---------- Record set

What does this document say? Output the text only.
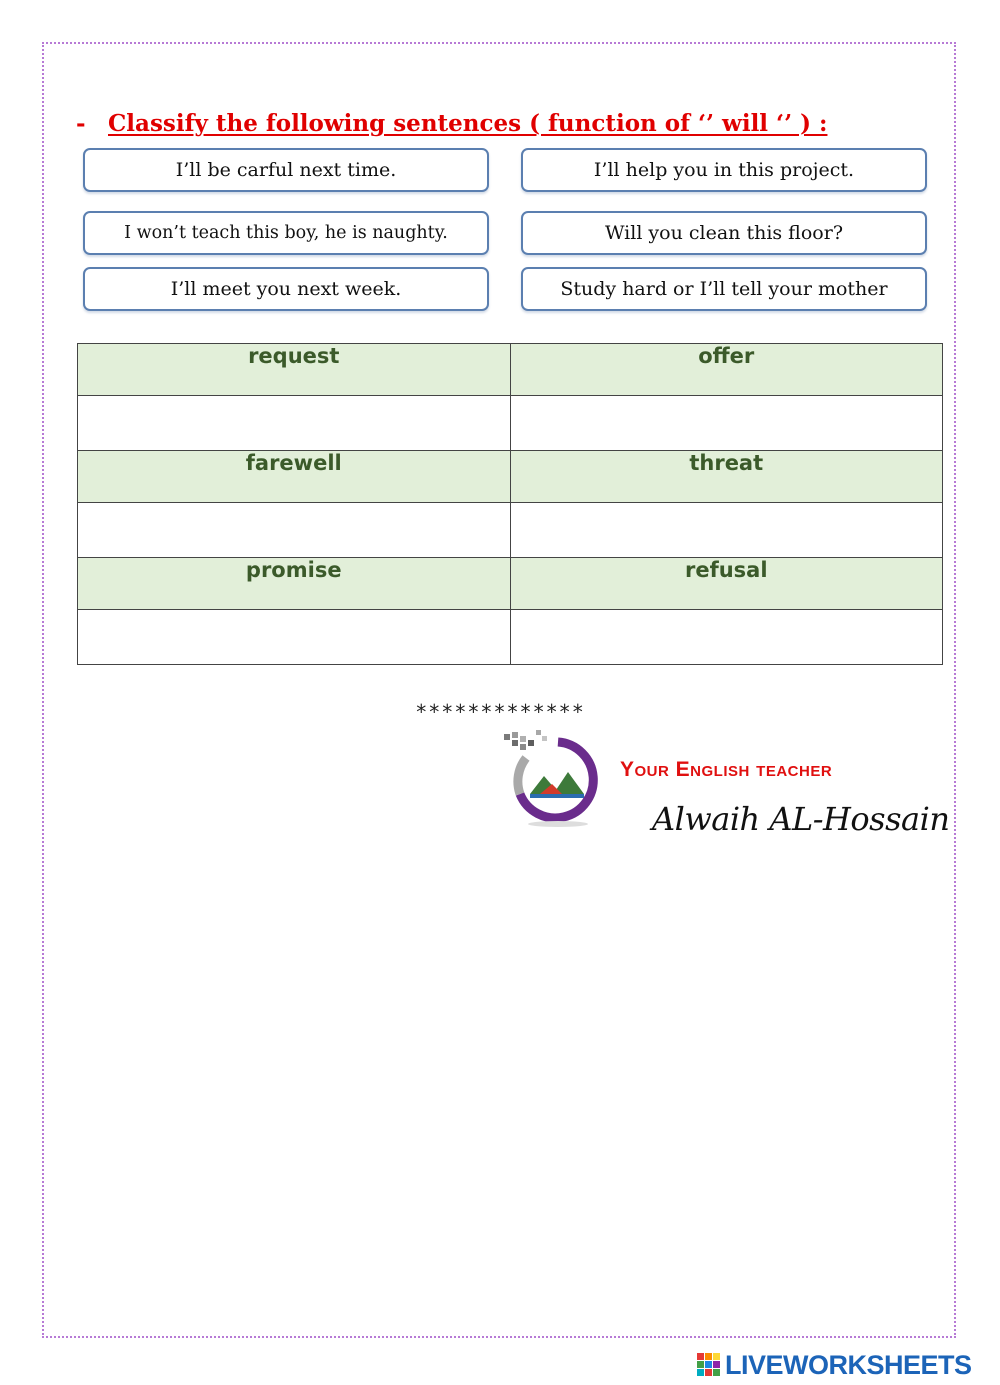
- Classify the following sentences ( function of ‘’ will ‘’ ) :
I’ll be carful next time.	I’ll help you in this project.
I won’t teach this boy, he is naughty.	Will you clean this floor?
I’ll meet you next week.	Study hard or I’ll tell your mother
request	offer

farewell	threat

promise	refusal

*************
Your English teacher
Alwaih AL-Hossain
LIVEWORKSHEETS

--------------------

What needs to be done >> Pick out all the lines with the word "this" in them and copy them.

In response >>
What does this document say? Output the text only.
I’ll be carful next time.	I’ll help you in this project.
I won’t teach this boy, he is naughty.	Will you clean this floor?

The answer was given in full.